• _WORKING DATA_
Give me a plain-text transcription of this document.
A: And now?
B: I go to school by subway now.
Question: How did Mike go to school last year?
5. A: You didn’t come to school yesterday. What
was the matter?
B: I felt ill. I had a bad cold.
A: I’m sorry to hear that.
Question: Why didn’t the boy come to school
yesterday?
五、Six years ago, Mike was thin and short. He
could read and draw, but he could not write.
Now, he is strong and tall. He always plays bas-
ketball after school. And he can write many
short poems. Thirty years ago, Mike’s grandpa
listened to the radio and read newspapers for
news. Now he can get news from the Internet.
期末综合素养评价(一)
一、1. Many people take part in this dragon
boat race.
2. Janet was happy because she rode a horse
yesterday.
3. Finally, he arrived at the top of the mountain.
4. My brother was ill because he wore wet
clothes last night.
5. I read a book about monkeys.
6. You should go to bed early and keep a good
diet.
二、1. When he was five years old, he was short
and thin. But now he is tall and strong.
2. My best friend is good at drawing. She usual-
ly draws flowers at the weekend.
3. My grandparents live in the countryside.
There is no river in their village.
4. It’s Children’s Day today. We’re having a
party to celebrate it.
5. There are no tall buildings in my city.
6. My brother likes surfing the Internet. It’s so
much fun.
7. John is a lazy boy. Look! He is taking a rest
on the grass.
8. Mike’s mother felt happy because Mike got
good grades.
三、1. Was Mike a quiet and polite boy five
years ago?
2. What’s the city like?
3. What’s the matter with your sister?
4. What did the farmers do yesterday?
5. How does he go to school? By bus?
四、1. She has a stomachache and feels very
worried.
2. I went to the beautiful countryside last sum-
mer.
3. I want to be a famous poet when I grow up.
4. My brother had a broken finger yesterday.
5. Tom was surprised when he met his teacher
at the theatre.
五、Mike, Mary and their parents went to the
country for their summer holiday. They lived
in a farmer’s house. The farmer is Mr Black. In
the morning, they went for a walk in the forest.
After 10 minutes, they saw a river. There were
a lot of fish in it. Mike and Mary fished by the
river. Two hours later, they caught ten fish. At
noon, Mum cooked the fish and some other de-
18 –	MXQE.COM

• _WHAT YOU WILL DO_
Extract from the data every line where "Mary" shows up.

• _RESPONSE_
五、Mike, Mary and their parents went to the
a lot of fish in it. Mike and Mary fished by the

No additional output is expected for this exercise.